Instruction: Check each line of the records below for the word "column" and copy those where it appears.

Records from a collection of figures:
• • • •
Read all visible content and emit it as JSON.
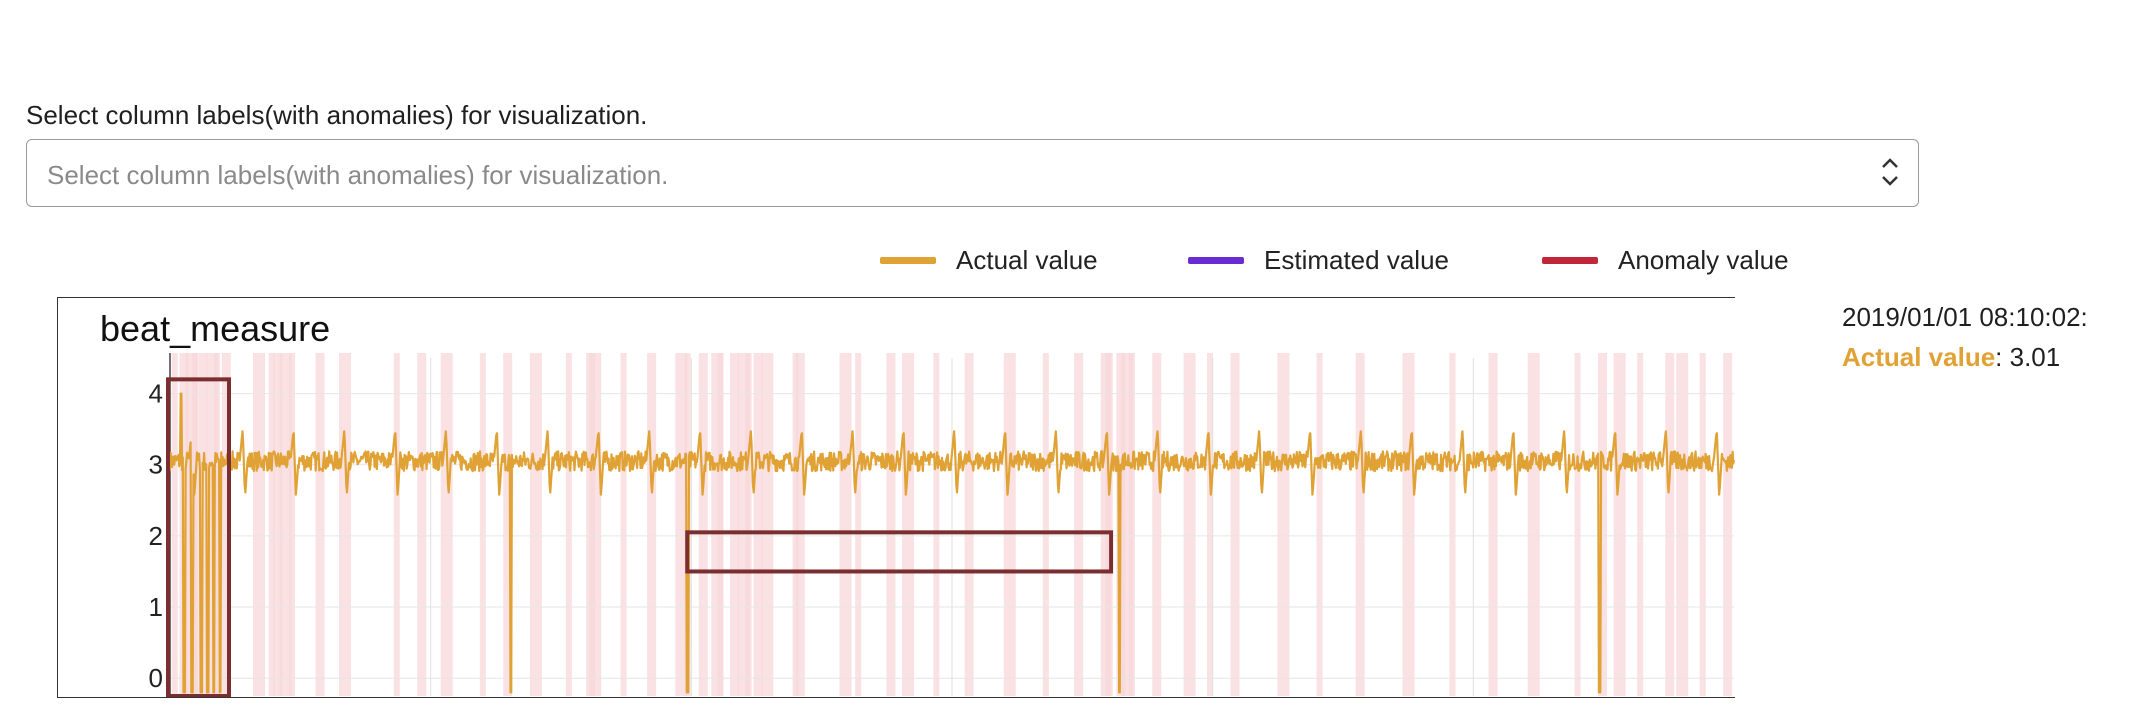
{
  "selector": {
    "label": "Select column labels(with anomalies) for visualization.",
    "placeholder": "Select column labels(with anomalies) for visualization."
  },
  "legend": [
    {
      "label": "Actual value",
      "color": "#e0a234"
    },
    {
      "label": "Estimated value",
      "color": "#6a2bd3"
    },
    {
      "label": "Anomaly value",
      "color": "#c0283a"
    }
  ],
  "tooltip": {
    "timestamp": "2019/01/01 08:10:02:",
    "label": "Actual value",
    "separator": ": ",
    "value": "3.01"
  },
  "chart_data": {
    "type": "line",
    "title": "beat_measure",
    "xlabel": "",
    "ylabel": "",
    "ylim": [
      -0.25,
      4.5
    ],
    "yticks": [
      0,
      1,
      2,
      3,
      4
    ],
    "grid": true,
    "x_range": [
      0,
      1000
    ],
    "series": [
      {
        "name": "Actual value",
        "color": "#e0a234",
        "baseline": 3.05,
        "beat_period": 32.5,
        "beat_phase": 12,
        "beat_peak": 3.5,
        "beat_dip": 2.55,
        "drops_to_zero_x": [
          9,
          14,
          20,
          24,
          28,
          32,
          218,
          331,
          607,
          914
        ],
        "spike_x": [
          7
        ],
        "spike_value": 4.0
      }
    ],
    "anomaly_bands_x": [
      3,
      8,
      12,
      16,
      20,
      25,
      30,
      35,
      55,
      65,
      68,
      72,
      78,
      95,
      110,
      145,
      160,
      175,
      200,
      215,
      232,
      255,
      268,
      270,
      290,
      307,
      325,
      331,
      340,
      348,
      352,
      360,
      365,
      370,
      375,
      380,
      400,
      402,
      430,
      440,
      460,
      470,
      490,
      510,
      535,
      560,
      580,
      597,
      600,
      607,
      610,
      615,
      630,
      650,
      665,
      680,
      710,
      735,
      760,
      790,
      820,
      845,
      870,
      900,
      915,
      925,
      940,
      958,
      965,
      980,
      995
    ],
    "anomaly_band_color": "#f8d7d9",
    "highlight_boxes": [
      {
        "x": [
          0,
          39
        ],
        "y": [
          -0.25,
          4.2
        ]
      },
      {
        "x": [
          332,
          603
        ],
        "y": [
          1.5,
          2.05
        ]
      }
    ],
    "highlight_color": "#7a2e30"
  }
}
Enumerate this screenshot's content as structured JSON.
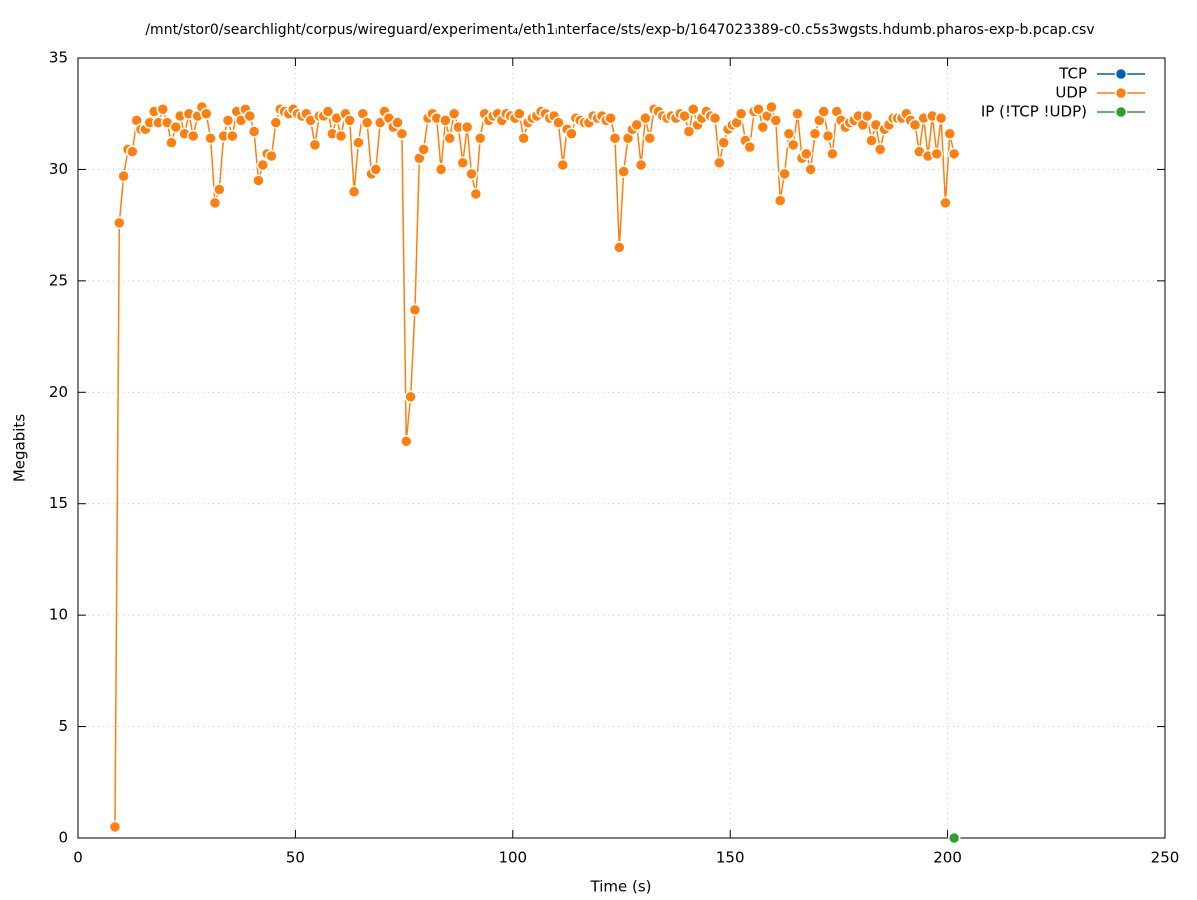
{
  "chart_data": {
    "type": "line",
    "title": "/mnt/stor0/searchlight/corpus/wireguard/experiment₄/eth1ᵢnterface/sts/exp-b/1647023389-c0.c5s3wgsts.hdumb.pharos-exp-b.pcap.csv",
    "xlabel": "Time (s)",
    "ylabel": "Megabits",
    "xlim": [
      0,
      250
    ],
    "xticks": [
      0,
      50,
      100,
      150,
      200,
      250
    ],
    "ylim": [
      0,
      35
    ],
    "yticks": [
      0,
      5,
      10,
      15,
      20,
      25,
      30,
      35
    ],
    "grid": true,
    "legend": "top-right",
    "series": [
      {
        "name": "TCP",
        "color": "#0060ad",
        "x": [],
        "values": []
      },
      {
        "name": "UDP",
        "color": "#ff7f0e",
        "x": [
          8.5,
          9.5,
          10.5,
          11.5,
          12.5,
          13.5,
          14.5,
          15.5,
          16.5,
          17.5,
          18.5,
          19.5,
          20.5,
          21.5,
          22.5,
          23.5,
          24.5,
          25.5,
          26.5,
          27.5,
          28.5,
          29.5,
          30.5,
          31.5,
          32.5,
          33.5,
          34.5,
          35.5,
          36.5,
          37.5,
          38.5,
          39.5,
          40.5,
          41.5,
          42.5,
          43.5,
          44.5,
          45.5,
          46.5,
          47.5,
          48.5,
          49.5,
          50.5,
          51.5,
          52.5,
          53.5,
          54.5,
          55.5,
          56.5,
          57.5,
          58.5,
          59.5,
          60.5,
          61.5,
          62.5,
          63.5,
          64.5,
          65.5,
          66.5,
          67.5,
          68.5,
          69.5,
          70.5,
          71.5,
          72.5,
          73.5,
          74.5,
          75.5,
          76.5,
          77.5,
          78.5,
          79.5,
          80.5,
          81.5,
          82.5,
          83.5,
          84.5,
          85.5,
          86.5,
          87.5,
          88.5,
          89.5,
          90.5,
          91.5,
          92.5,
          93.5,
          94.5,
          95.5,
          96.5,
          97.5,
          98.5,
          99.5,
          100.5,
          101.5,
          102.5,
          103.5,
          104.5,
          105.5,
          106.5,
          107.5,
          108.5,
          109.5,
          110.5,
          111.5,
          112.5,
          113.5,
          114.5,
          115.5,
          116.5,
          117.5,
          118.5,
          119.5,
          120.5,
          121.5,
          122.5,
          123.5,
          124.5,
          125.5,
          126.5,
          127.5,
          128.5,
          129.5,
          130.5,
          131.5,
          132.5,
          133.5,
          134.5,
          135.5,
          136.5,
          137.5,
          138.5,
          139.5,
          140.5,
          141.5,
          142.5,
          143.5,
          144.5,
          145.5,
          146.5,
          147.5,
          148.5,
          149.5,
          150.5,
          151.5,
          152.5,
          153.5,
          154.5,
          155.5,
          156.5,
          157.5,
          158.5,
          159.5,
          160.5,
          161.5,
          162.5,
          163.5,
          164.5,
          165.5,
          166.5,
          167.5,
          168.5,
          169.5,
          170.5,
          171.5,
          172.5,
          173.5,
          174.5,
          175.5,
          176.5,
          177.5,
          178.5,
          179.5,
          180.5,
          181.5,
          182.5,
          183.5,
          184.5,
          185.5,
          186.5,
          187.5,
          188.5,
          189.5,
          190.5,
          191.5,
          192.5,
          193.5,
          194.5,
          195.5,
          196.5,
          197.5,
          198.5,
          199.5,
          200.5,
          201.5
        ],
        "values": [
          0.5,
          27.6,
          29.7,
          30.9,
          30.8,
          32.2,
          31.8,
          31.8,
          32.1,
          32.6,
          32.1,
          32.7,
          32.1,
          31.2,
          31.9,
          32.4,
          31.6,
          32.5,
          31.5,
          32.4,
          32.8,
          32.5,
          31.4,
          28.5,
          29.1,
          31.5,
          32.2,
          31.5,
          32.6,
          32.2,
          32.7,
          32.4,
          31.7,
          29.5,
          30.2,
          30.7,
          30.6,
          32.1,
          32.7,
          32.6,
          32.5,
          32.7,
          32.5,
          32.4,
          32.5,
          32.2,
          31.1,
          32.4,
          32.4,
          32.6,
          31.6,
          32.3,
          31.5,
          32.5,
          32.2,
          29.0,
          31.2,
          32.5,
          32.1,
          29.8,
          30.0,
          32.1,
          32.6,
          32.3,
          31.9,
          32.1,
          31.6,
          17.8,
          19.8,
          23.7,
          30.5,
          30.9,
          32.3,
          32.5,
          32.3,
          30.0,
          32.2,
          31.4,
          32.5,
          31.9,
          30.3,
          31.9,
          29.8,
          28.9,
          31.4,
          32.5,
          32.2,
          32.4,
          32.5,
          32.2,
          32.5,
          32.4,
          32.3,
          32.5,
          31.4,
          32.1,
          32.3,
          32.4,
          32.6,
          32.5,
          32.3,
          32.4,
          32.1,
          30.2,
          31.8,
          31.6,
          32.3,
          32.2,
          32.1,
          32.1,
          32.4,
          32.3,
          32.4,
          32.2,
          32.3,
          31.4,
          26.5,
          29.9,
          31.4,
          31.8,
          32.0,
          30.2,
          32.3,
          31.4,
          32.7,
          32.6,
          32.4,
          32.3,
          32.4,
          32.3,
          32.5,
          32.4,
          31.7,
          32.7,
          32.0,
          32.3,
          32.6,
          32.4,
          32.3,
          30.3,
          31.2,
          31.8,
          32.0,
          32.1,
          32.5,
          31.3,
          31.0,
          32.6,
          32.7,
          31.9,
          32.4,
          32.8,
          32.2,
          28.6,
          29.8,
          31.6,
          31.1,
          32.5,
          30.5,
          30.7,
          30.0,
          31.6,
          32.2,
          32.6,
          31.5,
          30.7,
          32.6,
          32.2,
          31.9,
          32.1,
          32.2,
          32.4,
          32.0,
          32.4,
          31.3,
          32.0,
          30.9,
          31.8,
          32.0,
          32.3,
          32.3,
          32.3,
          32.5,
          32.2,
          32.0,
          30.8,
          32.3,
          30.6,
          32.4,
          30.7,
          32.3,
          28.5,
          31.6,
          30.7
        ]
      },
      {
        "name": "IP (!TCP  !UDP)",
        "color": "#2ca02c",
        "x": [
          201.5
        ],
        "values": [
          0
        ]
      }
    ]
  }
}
• • • •
Final result:
    "label": "Select column labels(with anomalies) for visualization.",
    "placeholder": "Select column labels(with anomalies) for visualization."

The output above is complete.